▼
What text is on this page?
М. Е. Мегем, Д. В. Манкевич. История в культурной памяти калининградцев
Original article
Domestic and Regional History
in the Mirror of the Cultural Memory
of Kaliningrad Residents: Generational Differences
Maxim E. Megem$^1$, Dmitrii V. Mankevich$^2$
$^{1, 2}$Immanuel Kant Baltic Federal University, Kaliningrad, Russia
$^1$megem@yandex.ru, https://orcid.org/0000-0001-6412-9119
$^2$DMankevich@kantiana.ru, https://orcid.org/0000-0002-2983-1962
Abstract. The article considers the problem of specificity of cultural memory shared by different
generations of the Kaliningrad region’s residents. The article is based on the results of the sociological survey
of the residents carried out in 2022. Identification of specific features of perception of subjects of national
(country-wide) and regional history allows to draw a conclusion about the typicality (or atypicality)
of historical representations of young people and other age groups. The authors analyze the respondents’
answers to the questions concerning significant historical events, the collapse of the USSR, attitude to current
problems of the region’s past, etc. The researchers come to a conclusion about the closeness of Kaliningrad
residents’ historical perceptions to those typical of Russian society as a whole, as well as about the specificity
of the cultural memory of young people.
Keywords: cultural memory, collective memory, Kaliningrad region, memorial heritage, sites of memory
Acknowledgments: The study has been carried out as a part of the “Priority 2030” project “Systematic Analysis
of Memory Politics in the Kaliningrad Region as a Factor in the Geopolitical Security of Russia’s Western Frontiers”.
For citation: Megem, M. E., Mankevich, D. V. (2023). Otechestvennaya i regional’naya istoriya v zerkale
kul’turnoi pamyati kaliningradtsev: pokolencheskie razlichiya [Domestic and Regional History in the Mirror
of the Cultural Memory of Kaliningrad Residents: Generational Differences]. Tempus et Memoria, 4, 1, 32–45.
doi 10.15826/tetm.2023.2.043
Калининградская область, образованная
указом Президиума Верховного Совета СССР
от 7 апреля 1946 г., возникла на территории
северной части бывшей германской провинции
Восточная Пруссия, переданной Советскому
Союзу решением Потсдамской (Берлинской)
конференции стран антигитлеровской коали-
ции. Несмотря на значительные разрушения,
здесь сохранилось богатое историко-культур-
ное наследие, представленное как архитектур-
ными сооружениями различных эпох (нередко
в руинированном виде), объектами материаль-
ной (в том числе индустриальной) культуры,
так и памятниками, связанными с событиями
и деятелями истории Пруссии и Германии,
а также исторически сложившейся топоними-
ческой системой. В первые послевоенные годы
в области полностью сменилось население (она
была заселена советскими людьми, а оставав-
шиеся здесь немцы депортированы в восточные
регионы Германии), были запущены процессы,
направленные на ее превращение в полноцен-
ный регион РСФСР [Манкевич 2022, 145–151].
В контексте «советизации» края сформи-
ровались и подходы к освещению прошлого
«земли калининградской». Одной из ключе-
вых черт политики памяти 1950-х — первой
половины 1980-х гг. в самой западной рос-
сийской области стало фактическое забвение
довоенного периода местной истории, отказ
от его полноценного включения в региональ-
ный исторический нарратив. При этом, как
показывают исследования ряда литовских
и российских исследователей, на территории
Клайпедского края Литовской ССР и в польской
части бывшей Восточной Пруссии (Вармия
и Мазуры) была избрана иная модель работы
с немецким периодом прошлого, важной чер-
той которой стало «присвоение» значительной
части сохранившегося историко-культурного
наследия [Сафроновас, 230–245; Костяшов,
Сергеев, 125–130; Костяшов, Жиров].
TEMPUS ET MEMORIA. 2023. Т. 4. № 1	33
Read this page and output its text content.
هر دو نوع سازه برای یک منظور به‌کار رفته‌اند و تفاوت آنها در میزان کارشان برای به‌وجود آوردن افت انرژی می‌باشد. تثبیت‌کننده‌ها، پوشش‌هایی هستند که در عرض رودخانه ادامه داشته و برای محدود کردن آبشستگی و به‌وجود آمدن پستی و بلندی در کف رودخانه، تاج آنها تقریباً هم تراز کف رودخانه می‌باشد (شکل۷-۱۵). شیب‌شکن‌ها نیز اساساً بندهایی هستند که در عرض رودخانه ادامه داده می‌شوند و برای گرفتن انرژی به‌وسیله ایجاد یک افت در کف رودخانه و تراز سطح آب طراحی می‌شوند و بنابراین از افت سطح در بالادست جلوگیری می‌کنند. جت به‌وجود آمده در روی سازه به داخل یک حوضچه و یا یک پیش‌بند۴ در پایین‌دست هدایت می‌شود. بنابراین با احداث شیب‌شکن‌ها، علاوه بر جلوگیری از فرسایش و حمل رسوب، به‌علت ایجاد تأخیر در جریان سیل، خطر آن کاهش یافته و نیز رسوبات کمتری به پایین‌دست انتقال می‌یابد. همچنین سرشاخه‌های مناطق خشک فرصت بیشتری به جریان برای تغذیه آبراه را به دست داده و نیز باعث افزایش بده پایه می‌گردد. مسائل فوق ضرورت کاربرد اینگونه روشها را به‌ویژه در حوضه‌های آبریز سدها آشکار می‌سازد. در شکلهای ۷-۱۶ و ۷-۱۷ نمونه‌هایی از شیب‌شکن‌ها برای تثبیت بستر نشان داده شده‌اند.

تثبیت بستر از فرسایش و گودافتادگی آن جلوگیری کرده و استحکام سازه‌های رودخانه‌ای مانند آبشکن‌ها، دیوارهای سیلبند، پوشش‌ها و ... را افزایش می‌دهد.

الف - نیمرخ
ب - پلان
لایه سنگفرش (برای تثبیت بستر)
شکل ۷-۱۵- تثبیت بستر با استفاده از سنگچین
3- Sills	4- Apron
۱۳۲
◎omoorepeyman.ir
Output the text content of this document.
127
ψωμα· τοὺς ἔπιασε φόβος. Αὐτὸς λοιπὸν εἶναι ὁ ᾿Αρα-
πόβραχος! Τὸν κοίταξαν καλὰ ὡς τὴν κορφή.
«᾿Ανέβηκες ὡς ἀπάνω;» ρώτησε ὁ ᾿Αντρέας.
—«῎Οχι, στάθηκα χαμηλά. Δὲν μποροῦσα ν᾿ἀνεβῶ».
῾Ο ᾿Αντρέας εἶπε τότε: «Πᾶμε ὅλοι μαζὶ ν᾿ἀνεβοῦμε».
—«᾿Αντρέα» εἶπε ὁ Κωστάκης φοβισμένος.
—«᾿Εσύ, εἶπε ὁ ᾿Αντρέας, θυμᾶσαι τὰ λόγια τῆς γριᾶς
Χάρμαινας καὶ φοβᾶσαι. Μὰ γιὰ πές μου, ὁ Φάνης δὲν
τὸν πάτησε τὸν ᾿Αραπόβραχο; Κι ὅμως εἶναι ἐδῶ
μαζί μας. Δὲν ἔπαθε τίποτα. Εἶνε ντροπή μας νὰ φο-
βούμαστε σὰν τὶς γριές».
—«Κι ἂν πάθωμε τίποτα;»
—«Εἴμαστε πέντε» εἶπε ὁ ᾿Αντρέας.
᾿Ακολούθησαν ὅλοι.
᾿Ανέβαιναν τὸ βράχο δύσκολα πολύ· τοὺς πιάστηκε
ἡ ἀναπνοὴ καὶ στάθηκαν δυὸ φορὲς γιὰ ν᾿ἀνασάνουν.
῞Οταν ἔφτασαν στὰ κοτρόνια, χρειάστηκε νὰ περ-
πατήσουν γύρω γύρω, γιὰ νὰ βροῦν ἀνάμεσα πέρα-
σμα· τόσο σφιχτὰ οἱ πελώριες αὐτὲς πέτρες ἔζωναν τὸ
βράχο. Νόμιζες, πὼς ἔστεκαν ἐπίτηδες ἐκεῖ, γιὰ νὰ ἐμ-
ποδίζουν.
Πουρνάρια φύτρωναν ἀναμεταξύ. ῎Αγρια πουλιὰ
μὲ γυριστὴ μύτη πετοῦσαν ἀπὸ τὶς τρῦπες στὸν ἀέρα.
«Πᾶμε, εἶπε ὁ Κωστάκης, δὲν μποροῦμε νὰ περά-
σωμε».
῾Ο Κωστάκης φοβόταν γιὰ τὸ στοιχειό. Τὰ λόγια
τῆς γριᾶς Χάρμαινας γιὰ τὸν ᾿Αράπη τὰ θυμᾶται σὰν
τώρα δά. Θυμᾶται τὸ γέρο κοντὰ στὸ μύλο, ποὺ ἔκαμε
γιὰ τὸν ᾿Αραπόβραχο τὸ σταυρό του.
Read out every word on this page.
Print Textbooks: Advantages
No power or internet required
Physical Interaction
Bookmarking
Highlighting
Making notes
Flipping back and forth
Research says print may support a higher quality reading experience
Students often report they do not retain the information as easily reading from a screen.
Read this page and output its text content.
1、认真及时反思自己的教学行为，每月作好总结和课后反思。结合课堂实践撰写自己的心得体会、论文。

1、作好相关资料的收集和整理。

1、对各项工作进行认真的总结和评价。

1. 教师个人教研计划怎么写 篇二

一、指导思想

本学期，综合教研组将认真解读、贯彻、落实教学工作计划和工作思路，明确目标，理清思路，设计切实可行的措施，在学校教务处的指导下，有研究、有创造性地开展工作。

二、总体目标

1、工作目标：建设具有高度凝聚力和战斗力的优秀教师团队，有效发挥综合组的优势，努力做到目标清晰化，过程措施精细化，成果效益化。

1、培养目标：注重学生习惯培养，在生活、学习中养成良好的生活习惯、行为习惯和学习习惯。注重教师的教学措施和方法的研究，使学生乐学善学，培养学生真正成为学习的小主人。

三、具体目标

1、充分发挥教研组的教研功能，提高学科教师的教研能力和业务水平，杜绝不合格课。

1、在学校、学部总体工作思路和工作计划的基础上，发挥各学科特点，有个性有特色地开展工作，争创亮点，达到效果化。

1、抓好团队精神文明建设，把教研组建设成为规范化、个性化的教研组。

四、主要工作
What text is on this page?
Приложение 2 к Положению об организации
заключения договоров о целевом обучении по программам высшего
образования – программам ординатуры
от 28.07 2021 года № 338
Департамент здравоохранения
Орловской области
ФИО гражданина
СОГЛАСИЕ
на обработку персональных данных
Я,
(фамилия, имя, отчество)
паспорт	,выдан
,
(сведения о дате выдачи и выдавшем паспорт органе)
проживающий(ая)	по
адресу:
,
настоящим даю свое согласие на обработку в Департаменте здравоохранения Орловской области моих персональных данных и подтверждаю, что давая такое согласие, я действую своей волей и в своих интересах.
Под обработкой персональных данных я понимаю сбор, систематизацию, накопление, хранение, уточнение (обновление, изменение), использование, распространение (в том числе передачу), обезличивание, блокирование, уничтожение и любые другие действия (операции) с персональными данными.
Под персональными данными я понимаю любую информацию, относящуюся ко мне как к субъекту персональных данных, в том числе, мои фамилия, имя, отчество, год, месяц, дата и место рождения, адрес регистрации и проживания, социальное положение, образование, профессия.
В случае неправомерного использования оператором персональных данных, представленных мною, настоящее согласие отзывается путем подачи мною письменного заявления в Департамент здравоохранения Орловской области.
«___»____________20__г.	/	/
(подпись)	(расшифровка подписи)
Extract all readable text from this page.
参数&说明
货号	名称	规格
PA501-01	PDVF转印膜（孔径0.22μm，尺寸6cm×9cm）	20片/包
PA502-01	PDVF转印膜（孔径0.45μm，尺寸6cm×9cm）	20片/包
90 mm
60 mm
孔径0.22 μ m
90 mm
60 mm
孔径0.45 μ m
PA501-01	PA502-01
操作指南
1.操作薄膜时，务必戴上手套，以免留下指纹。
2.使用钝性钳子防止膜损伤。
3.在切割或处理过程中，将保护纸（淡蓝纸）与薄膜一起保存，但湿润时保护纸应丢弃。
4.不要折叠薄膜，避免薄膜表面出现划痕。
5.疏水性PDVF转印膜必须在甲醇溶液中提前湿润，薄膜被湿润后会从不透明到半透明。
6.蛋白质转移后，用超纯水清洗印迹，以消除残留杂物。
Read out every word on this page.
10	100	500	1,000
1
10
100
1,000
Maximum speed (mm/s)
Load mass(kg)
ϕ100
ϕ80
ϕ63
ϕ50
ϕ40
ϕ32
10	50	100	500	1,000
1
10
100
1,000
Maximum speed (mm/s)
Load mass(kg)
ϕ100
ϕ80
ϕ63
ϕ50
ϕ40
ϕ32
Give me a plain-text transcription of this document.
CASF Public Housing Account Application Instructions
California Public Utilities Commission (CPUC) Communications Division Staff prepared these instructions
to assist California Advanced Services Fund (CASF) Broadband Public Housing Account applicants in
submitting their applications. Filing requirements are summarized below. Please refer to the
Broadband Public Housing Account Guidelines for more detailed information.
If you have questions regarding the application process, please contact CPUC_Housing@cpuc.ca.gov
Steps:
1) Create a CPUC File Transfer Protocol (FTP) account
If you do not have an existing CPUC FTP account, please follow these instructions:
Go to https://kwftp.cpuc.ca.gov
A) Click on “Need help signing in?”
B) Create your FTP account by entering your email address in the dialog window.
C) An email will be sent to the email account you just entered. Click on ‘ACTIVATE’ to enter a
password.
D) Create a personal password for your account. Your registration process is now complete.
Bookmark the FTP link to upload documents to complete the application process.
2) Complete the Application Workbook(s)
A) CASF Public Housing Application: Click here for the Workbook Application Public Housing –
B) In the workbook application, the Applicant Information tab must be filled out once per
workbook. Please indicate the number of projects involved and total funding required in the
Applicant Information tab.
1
▲
Written problem:
Scan the listing above for the word "памяти" and show each line where it is found.

Response below:
М. Е. Мегем, Д. В. Манкевич. История в культурной памяти калининградцев
вых черт политики памяти 1950-х — первой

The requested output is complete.